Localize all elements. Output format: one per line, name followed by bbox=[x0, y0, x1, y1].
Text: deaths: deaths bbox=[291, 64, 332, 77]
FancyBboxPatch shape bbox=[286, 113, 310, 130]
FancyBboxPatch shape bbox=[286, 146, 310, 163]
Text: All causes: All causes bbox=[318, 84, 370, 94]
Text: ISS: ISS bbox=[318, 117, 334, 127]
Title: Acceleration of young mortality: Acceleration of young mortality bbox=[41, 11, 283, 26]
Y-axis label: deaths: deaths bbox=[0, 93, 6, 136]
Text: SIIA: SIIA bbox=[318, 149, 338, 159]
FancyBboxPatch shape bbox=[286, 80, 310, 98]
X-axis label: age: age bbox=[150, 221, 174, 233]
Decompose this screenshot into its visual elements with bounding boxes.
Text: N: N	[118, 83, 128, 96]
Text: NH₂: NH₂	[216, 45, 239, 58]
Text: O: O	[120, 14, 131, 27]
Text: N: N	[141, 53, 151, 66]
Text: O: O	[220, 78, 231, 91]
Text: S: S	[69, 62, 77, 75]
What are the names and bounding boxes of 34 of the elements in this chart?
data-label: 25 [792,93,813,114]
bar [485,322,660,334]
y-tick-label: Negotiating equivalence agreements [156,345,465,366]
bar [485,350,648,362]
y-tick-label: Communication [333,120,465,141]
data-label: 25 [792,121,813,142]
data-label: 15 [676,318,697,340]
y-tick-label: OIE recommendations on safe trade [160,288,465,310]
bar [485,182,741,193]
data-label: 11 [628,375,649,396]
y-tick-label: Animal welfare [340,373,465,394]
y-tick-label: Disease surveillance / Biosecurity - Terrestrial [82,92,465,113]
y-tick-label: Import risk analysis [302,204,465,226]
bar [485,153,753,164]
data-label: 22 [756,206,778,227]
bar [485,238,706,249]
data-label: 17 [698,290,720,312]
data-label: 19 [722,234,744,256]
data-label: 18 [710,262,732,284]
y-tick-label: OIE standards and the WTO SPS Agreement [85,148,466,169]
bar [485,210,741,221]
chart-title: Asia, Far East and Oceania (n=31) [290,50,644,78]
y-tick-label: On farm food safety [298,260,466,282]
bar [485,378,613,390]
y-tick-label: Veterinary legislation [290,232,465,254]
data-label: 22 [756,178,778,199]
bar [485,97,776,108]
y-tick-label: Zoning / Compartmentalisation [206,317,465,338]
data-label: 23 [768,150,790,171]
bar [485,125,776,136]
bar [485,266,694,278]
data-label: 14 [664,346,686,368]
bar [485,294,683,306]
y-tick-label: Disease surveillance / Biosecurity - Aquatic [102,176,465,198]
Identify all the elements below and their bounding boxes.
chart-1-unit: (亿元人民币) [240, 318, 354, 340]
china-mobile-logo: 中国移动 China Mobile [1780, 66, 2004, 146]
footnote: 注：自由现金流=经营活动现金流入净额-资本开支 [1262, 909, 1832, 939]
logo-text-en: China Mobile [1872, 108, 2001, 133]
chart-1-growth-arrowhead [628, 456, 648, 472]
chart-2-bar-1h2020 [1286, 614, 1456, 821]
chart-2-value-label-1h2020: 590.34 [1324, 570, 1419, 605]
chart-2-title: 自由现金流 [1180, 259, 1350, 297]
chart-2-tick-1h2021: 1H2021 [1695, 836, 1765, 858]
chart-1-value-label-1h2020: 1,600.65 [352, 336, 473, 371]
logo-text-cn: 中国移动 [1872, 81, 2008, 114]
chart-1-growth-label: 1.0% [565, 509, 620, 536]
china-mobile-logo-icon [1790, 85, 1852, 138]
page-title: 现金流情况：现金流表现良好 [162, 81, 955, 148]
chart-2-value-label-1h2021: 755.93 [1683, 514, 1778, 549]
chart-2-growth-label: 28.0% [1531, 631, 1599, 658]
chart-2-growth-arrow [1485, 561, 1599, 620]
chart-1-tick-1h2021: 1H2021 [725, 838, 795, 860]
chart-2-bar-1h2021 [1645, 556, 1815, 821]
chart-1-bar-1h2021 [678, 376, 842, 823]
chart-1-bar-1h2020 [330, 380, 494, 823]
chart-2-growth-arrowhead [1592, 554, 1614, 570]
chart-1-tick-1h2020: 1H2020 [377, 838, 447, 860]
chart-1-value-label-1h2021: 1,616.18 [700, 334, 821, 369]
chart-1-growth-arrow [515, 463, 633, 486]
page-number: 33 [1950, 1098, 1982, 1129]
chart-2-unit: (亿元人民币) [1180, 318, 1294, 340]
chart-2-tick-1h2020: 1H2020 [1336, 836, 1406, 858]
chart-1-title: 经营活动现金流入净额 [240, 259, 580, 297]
-=-=-
→ What is required
Extract every line of the rows above, from the first to the last, and reproduce each one character for character.

→ Solved problem
Localize all elements. Output format: one per line, name followed by bbox=[x0, y0, x1, y1].
Text: deaths: deaths bbox=[291, 64, 332, 77]
FancyBboxPatch shape bbox=[286, 113, 310, 130]
FancyBboxPatch shape bbox=[286, 146, 310, 163]
Text: All causes: All causes bbox=[318, 84, 370, 94]
Text: ISS: ISS bbox=[318, 117, 334, 127]
Title: Acceleration of young mortality: Acceleration of young mortality bbox=[41, 11, 283, 26]
Y-axis label: deaths: deaths bbox=[0, 93, 6, 136]
Text: SIIA: SIIA bbox=[318, 149, 338, 159]
FancyBboxPatch shape bbox=[286, 80, 310, 98]
X-axis label: age: age bbox=[150, 221, 174, 233]
Decompose this screenshot into its visual elements with bounding boxes.
Text: N: N	[118, 83, 128, 96]
Text: NH₂: NH₂	[216, 45, 239, 58]
Text: O: O	[120, 14, 131, 27]
Text: N: N	[141, 53, 151, 66]
Text: O: O	[220, 78, 231, 91]
Text: S: S	[69, 62, 77, 75]
What are the names and bounding boxes of 34 of the elements in this chart?
data-label: 25 [792,93,813,114]
bar [485,322,660,334]
y-tick-label: Negotiating equivalence agreements [156,345,465,366]
bar [485,350,648,362]
y-tick-label: Communication [333,120,465,141]
data-label: 25 [792,121,813,142]
data-label: 15 [676,318,697,340]
y-tick-label: OIE recommendations on safe trade [160,288,465,310]
bar [485,182,741,193]
data-label: 11 [628,375,649,396]
y-tick-label: Animal welfare [340,373,465,394]
y-tick-label: Disease surveillance / Biosecurity - Terrestrial [82,92,465,113]
y-tick-label: Import risk analysis [302,204,465,226]
bar [485,153,753,164]
data-label: 22 [756,206,778,227]
bar [485,238,706,249]
data-label: 17 [698,290,720,312]
data-label: 19 [722,234,744,256]
data-label: 18 [710,262,732,284]
y-tick-label: OIE standards and the WTO SPS Agreement [85,148,466,169]
bar [485,210,741,221]
chart-title: Asia, Far East and Oceania (n=31) [290,50,644,78]
y-tick-label: On farm food safety [298,260,466,282]
bar [485,378,613,390]
y-tick-label: Veterinary legislation [290,232,465,254]
data-label: 22 [756,178,778,199]
bar [485,97,776,108]
y-tick-label: Zoning / Compartmentalisation [206,317,465,338]
data-label: 23 [768,150,790,171]
bar [485,125,776,136]
bar [485,266,694,278]
data-label: 14 [664,346,686,368]
bar [485,294,683,306]
y-tick-label: Disease surveillance / Biosecurity - Aquatic [102,176,465,198]
Identify all the elements below and their bounding boxes.
chart-1-unit: (亿元人民币) [240, 318, 354, 340]
china-mobile-logo: 中国移动 China Mobile [1780, 66, 2004, 146]
footnote: 注：自由现金流=经营活动现金流入净额-资本开支 [1262, 909, 1832, 939]
logo-text-en: China Mobile [1872, 108, 2001, 133]
chart-1-growth-arrowhead [628, 456, 648, 472]
chart-2-bar-1h2020 [1286, 614, 1456, 821]
chart-2-value-label-1h2020: 590.34 [1324, 570, 1419, 605]
chart-2-title: 自由现金流 [1180, 259, 1350, 297]
chart-2-tick-1h2021: 1H2021 [1695, 836, 1765, 858]
chart-1-value-label-1h2020: 1,600.65 [352, 336, 473, 371]
logo-text-cn: 中国移动 [1872, 81, 2008, 114]
chart-1-growth-label: 1.0% [565, 509, 620, 536]
china-mobile-logo-icon [1790, 85, 1852, 138]
page-title: 现金流情况：现金流表现良好 [162, 81, 955, 148]
chart-2-value-label-1h2021: 755.93 [1683, 514, 1778, 549]
chart-2-growth-label: 28.0% [1531, 631, 1599, 658]
chart-2-growth-arrow [1485, 561, 1599, 620]
chart-1-tick-1h2021: 1H2021 [725, 838, 795, 860]
chart-2-bar-1h2021 [1645, 556, 1815, 821]
chart-1-bar-1h2021 [678, 376, 842, 823]
chart-1-bar-1h2020 [330, 380, 494, 823]
chart-2-growth-arrowhead [1592, 554, 1614, 570]
chart-1-tick-1h2020: 1H2020 [377, 838, 447, 860]
chart-1-value-label-1h2021: 1,616.18 [700, 334, 821, 369]
chart-1-growth-arrow [515, 463, 633, 486]
page-number: 33 [1950, 1098, 1982, 1129]
chart-2-unit: (亿元人民币) [1180, 318, 1294, 340]
chart-2-tick-1h2020: 1H2020 [1336, 836, 1406, 858]
chart-1-title: 经营活动现金流入净额 [240, 259, 580, 297]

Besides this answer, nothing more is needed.